Table 6 includes the interventions that are the primary focus of this paper in bold which include the NMES protocol and taping interventions. Phase 1 of the NMES protocol (Table 4) was initiated during PK’s first visit. By week 2, PK no longer had pain with resisted prone horizontal abduction, yet strength deficits persisted. PK progressed to Phase 2a of the protocol to continue strengthening in a functional position for swimming until PK’s middle and lower trapezius strength were symmetrical bilaterally.

In week 1 of PK’s physical therapy program, scapula reposition taping was performed (Table 3) which was warranted by the findings of positive scapula reposition and modified scapular assistance tests. Pain relief was achieved with kinesiology tape that PK reported was maintained with the swimming progressions he was instructed to perform between weeks 1 and 2 of treatment. Once PK was pain-free with a reasonable training volume accounting for his specific swim events, his volume was progressed without scapular taping.

ASSIGNED TASK -> From the physical therapy passage, copy out verbatim the portion that begins with the words containing "In week 1 of" and ends with "without scapular taping.". Draw only on the physical therapy passage above.

INFORMATION SUPPLIED ->
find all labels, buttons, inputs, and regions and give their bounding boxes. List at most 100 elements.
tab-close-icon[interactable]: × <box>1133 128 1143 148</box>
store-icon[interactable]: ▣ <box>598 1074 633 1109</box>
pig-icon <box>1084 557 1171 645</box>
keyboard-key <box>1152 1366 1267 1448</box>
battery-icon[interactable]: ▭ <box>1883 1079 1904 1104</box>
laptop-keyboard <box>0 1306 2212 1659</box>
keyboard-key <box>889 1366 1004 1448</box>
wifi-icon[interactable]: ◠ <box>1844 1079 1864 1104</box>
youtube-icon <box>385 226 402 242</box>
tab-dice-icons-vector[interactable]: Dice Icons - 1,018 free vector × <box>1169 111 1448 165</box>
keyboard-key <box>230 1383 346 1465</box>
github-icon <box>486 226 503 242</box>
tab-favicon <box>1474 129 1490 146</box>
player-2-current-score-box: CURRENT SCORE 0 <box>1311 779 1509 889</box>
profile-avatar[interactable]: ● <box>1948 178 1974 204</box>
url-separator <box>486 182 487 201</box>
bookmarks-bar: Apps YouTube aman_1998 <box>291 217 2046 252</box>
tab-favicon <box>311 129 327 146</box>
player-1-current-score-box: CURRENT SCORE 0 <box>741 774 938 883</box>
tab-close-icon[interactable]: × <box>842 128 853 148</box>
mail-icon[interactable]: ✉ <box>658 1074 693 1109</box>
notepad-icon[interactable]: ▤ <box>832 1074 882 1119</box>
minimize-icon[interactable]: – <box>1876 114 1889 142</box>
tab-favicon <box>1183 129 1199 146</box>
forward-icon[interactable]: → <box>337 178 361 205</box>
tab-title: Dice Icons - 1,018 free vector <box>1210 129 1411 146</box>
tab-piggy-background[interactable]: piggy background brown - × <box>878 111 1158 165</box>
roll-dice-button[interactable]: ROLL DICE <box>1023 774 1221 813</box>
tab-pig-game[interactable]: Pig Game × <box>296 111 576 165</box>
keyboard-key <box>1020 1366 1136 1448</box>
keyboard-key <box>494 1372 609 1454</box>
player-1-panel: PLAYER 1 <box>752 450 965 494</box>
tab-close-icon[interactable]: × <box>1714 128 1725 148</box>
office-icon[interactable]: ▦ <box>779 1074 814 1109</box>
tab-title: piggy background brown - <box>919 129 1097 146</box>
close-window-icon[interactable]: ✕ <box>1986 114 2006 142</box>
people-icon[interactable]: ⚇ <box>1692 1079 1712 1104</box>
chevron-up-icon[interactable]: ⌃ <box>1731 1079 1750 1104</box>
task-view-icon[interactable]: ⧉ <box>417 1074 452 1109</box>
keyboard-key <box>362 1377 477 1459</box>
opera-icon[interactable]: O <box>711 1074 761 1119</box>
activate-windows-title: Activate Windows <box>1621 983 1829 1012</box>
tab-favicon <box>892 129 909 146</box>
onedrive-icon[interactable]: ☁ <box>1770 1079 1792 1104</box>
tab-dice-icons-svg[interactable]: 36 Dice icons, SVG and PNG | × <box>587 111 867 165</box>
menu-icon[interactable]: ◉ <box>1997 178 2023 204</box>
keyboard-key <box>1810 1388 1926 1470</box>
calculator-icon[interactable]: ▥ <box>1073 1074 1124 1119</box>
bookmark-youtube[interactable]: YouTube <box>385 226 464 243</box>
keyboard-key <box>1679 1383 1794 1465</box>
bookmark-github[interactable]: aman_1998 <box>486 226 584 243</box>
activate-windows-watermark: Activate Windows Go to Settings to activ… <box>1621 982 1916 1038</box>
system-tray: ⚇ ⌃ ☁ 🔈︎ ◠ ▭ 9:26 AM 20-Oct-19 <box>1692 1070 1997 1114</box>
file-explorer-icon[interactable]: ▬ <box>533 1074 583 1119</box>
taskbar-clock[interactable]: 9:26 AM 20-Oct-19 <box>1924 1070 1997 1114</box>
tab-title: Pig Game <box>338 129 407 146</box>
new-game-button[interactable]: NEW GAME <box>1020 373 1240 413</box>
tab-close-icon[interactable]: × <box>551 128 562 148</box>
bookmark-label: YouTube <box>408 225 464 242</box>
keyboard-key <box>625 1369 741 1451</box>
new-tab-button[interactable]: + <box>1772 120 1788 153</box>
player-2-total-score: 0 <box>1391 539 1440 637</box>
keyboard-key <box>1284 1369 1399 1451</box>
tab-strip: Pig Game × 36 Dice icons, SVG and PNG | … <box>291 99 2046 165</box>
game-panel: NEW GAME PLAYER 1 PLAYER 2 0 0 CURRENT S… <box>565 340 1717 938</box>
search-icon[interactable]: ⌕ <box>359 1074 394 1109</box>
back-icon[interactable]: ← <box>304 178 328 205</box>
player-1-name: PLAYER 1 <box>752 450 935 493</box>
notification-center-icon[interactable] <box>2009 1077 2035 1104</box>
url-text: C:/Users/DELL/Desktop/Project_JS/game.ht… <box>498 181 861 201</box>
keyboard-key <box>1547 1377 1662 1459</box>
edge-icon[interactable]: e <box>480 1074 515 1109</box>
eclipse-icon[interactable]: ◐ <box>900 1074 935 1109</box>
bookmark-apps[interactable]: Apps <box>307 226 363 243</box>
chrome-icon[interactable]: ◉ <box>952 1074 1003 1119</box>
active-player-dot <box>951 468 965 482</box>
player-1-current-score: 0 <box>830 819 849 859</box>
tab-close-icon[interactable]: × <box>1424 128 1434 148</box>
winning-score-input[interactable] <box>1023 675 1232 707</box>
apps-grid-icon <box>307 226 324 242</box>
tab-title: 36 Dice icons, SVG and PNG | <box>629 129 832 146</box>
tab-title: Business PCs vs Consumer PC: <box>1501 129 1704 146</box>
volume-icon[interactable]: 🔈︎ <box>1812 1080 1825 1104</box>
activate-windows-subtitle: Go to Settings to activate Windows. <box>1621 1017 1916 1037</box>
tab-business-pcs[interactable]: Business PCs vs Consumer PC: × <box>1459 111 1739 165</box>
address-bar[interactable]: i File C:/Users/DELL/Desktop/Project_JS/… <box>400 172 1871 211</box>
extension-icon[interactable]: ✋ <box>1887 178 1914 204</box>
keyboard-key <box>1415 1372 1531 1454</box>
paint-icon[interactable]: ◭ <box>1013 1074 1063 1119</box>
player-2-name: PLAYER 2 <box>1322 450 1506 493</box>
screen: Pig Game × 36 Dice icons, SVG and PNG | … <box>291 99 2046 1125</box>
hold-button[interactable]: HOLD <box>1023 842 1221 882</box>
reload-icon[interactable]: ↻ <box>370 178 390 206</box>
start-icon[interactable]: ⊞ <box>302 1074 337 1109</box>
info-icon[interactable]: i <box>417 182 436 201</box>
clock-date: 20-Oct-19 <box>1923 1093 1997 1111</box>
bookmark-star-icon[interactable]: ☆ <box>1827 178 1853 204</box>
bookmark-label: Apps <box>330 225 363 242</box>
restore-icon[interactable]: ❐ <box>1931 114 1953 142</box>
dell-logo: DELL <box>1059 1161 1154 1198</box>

RESULT OF THE TASK ->
In week 1 of PK’s physical therapy program, scapula reposition taping was performed (Table 3) which was warranted by the findings of positive scapula reposition and modified scapular assistance tests. Pain relief was achieved with kinesiology tape that PK reported was maintained with the swimming progressions he was instructed to perform between weeks 1 and 2 of treatment. Once PK was pain-free with a reasonable training volume accounting for his specific swim events, his volume was progressed without scapular taping.